**Records for this exercise**:
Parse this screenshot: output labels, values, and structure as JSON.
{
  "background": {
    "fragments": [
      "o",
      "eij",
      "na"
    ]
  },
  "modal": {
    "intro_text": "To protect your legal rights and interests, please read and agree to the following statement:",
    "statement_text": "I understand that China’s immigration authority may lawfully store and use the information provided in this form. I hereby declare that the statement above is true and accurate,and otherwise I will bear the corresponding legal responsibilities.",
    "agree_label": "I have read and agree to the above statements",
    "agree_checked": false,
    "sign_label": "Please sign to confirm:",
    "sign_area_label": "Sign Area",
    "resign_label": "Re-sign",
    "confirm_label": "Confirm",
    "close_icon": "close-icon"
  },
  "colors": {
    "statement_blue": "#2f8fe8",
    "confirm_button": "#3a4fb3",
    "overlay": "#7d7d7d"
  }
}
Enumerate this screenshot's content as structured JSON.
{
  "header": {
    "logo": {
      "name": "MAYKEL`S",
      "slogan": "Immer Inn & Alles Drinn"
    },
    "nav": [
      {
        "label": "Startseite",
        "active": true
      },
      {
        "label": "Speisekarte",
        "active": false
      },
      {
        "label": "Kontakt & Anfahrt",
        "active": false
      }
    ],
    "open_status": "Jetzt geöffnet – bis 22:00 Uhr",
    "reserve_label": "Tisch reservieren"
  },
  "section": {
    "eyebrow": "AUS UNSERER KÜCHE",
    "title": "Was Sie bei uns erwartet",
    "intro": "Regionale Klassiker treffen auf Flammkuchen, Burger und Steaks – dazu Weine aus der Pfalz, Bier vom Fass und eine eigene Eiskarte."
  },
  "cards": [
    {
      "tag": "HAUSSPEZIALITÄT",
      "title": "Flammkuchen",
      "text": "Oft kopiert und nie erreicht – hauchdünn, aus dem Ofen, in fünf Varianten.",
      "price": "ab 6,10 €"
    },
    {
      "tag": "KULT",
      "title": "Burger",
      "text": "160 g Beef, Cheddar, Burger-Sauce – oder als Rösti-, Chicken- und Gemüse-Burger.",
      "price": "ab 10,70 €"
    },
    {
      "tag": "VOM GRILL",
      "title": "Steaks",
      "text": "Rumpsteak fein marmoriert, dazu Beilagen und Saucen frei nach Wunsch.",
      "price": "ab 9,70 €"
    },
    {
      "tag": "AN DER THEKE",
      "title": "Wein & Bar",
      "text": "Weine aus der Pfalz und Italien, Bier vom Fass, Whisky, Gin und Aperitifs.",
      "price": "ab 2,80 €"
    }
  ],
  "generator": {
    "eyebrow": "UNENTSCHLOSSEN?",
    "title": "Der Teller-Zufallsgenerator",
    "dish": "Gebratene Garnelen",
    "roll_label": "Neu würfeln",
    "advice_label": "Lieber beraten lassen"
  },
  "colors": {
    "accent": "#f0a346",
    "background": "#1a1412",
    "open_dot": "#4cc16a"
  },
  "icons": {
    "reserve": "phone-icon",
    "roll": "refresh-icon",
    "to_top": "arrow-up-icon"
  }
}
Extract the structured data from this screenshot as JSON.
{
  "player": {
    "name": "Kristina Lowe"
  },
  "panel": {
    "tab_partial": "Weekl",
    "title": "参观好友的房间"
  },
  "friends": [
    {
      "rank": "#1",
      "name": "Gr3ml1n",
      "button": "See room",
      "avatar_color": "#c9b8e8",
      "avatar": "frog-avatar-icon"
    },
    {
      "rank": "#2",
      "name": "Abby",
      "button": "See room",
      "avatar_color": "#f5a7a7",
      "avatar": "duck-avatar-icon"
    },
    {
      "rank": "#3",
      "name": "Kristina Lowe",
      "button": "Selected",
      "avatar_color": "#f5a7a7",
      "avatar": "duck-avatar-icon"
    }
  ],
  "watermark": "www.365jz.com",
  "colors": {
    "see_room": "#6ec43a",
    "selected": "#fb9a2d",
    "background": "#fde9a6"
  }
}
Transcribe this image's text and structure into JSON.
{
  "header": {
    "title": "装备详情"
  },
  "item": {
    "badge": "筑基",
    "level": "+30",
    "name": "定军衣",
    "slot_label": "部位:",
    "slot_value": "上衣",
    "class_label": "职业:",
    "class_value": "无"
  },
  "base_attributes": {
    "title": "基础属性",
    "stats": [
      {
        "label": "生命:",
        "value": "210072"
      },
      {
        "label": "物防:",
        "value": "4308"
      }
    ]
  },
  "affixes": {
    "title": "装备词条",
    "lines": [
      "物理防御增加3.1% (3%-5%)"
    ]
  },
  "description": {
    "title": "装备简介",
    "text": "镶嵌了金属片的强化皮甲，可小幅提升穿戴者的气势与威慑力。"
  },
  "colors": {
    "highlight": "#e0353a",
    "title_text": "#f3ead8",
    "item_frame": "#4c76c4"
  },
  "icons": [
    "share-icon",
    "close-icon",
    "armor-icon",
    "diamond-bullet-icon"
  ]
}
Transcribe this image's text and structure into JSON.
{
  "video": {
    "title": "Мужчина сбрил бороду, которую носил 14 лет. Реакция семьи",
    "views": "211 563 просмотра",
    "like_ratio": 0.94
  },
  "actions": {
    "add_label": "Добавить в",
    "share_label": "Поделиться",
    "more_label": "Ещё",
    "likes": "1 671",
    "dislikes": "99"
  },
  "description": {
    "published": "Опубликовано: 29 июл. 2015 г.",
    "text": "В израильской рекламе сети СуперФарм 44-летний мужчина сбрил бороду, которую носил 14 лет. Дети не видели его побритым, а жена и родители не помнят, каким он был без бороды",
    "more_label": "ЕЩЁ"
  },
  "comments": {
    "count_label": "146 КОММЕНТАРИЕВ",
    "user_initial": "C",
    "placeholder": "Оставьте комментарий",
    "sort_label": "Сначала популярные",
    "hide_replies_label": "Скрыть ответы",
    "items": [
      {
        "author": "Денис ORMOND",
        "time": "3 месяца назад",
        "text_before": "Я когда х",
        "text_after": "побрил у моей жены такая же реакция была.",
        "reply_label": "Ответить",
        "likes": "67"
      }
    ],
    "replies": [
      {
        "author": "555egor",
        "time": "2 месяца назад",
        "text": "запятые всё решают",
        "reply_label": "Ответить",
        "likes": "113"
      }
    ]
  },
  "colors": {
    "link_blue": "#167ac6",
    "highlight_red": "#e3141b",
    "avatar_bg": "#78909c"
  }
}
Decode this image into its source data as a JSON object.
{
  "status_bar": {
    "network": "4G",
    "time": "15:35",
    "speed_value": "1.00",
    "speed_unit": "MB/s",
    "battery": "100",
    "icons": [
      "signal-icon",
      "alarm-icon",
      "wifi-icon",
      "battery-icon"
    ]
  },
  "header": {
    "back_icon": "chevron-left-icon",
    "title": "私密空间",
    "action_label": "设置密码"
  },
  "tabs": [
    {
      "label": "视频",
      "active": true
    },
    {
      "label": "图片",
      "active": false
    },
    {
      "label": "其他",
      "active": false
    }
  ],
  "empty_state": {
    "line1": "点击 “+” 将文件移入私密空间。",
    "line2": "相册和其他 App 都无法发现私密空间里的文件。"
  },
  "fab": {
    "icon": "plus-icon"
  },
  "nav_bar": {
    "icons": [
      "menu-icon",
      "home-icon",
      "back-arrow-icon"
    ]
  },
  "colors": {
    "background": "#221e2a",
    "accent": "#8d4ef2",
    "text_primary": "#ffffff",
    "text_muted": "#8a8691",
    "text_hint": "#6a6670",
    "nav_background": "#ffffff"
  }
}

**Do this**: Could you transcribe the records in full, exactly?

**Task output**:
Parse this screenshot: output labels, values, and structure as JSON.
{
  "background": {
    "fragments": [
      "o",
      "eij",
      "na"
    ]
  },
  "modal": {
    "intro_text": "To protect your legal rights and interests, please read and agree to the following statement:",
    "statement_text": "I understand that China’s immigration authority may lawfully store and use the information provided in this form. I hereby declare that the statement above is true and accurate,and otherwise I will bear the corresponding legal responsibilities.",
    "agree_label": "I have read and agree to the above statements",
    "agree_checked": false,
    "sign_label": "Please sign to confirm:",
    "sign_area_label": "Sign Area",
    "resign_label": "Re-sign",
    "confirm_label": "Confirm",
    "close_icon": "close-icon"
  },
  "colors": {
    "statement_blue": "#2f8fe8",
    "confirm_button": "#3a4fb3",
    "overlay": "#7d7d7d"
  }
}
Enumerate this screenshot's content as structured JSON.
{
  "header": {
    "logo": {
      "name": "MAYKEL`S",
      "slogan": "Immer Inn & Alles Drinn"
    },
    "nav": [
      {
        "label": "Startseite",
        "active": true
      },
      {
        "label": "Speisekarte",
        "active": false
      },
      {
        "label": "Kontakt & Anfahrt",
        "active": false
      }
    ],
    "open_status": "Jetzt geöffnet – bis 22:00 Uhr",
    "reserve_label": "Tisch reservieren"
  },
  "section": {
    "eyebrow": "AUS UNSERER KÜCHE",
    "title": "Was Sie bei uns erwartet",
    "intro": "Regionale Klassiker treffen auf Flammkuchen, Burger und Steaks – dazu Weine aus der Pfalz, Bier vom Fass und eine eigene Eiskarte."
  },
  "cards": [
    {
      "tag": "HAUSSPEZIALITÄT",
      "title": "Flammkuchen",
      "text": "Oft kopiert und nie erreicht – hauchdünn, aus dem Ofen, in fünf Varianten.",
      "price": "ab 6,10 €"
    },
    {
      "tag": "KULT",
      "title": "Burger",
      "text": "160 g Beef, Cheddar, Burger-Sauce – oder als Rösti-, Chicken- und Gemüse-Burger.",
      "price": "ab 10,70 €"
    },
    {
      "tag": "VOM GRILL",
      "title": "Steaks",
      "text": "Rumpsteak fein marmoriert, dazu Beilagen und Saucen frei nach Wunsch.",
      "price": "ab 9,70 €"
    },
    {
      "tag": "AN DER THEKE",
      "title": "Wein & Bar",
      "text": "Weine aus der Pfalz und Italien, Bier vom Fass, Whisky, Gin und Aperitifs.",
      "price": "ab 2,80 €"
    }
  ],
  "generator": {
    "eyebrow": "UNENTSCHLOSSEN?",
    "title": "Der Teller-Zufallsgenerator",
    "dish": "Gebratene Garnelen",
    "roll_label": "Neu würfeln",
    "advice_label": "Lieber beraten lassen"
  },
  "colors": {
    "accent": "#f0a346",
    "background": "#1a1412",
    "open_dot": "#4cc16a"
  },
  "icons": {
    "reserve": "phone-icon",
    "roll": "refresh-icon",
    "to_top": "arrow-up-icon"
  }
}
Extract the structured data from this screenshot as JSON.
{
  "player": {
    "name": "Kristina Lowe"
  },
  "panel": {
    "tab_partial": "Weekl",
    "title": "参观好友的房间"
  },
  "friends": [
    {
      "rank": "#1",
      "name": "Gr3ml1n",
      "button": "See room",
      "avatar_color": "#c9b8e8",
      "avatar": "frog-avatar-icon"
    },
    {
      "rank": "#2",
      "name": "Abby",
      "button": "See room",
      "avatar_color": "#f5a7a7",
      "avatar": "duck-avatar-icon"
    },
    {
      "rank": "#3",
      "name": "Kristina Lowe",
      "button": "Selected",
      "avatar_color": "#f5a7a7",
      "avatar": "duck-avatar-icon"
    }
  ],
  "watermark": "www.365jz.com",
  "colors": {
    "see_room": "#6ec43a",
    "selected": "#fb9a2d",
    "background": "#fde9a6"
  }
}
Transcribe this image's text and structure into JSON.
{
  "header": {
    "title": "装备详情"
  },
  "item": {
    "badge": "筑基",
    "level": "+30",
    "name": "定军衣",
    "slot_label": "部位:",
    "slot_value": "上衣",
    "class_label": "职业:",
    "class_value": "无"
  },
  "base_attributes": {
    "title": "基础属性",
    "stats": [
      {
        "label": "生命:",
        "value": "210072"
      },
      {
        "label": "物防:",
        "value": "4308"
      }
    ]
  },
  "affixes": {
    "title": "装备词条",
    "lines": [
      "物理防御增加3.1% (3%-5%)"
    ]
  },
  "description": {
    "title": "装备简介",
    "text": "镶嵌了金属片的强化皮甲，可小幅提升穿戴者的气势与威慑力。"
  },
  "colors": {
    "highlight": "#e0353a",
    "title_text": "#f3ead8",
    "item_frame": "#4c76c4"
  },
  "icons": [
    "share-icon",
    "close-icon",
    "armor-icon",
    "diamond-bullet-icon"
  ]
}
Transcribe this image's text and structure into JSON.
{
  "video": {
    "title": "Мужчина сбрил бороду, которую носил 14 лет. Реакция семьи",
    "views": "211 563 просмотра",
    "like_ratio": 0.94
  },
  "actions": {
    "add_label": "Добавить в",
    "share_label": "Поделиться",
    "more_label": "Ещё",
    "likes": "1 671",
    "dislikes": "99"
  },
  "description": {
    "published": "Опубликовано: 29 июл. 2015 г.",
    "text": "В израильской рекламе сети СуперФарм 44-летний мужчина сбрил бороду, которую носил 14 лет. Дети не видели его побритым, а жена и родители не помнят, каким он был без бороды",
    "more_label": "ЕЩЁ"
  },
  "comments": {
    "count_label": "146 КОММЕНТАРИЕВ",
    "user_initial": "C",
    "placeholder": "Оставьте комментарий",
    "sort_label": "Сначала популярные",
    "hide_replies_label": "Скрыть ответы",
    "items": [
      {
        "author": "Денис ORMOND",
        "time": "3 месяца назад",
        "text_before": "Я когда х",
        "text_after": "побрил у моей жены такая же реакция была.",
        "reply_label": "Ответить",
        "likes": "67"
      }
    ],
    "replies": [
      {
        "author": "555egor",
        "time": "2 месяца назад",
        "text": "запятые всё решают",
        "reply_label": "Ответить",
        "likes": "113"
      }
    ]
  },
  "colors": {
    "link_blue": "#167ac6",
    "highlight_red": "#e3141b",
    "avatar_bg": "#78909c"
  }
}
Decode this image into its source data as a JSON object.
{
  "status_bar": {
    "network": "4G",
    "time": "15:35",
    "speed_value": "1.00",
    "speed_unit": "MB/s",
    "battery": "100",
    "icons": [
      "signal-icon",
      "alarm-icon",
      "wifi-icon",
      "battery-icon"
    ]
  },
  "header": {
    "back_icon": "chevron-left-icon",
    "title": "私密空间",
    "action_label": "设置密码"
  },
  "tabs": [
    {
      "label": "视频",
      "active": true
    },
    {
      "label": "图片",
      "active": false
    },
    {
      "label": "其他",
      "active": false
    }
  ],
  "empty_state": {
    "line1": "点击 “+” 将文件移入私密空间。",
    "line2": "相册和其他 App 都无法发现私密空间里的文件。"
  },
  "fab": {
    "icon": "plus-icon"
  },
  "nav_bar": {
    "icons": [
      "menu-icon",
      "home-icon",
      "back-arrow-icon"
    ]
  },
  "colors": {
    "background": "#221e2a",
    "accent": "#8d4ef2",
    "text_primary": "#ffffff",
    "text_muted": "#8a8691",
    "text_hint": "#6a6670",
    "nav_background": "#ffffff"
  }
}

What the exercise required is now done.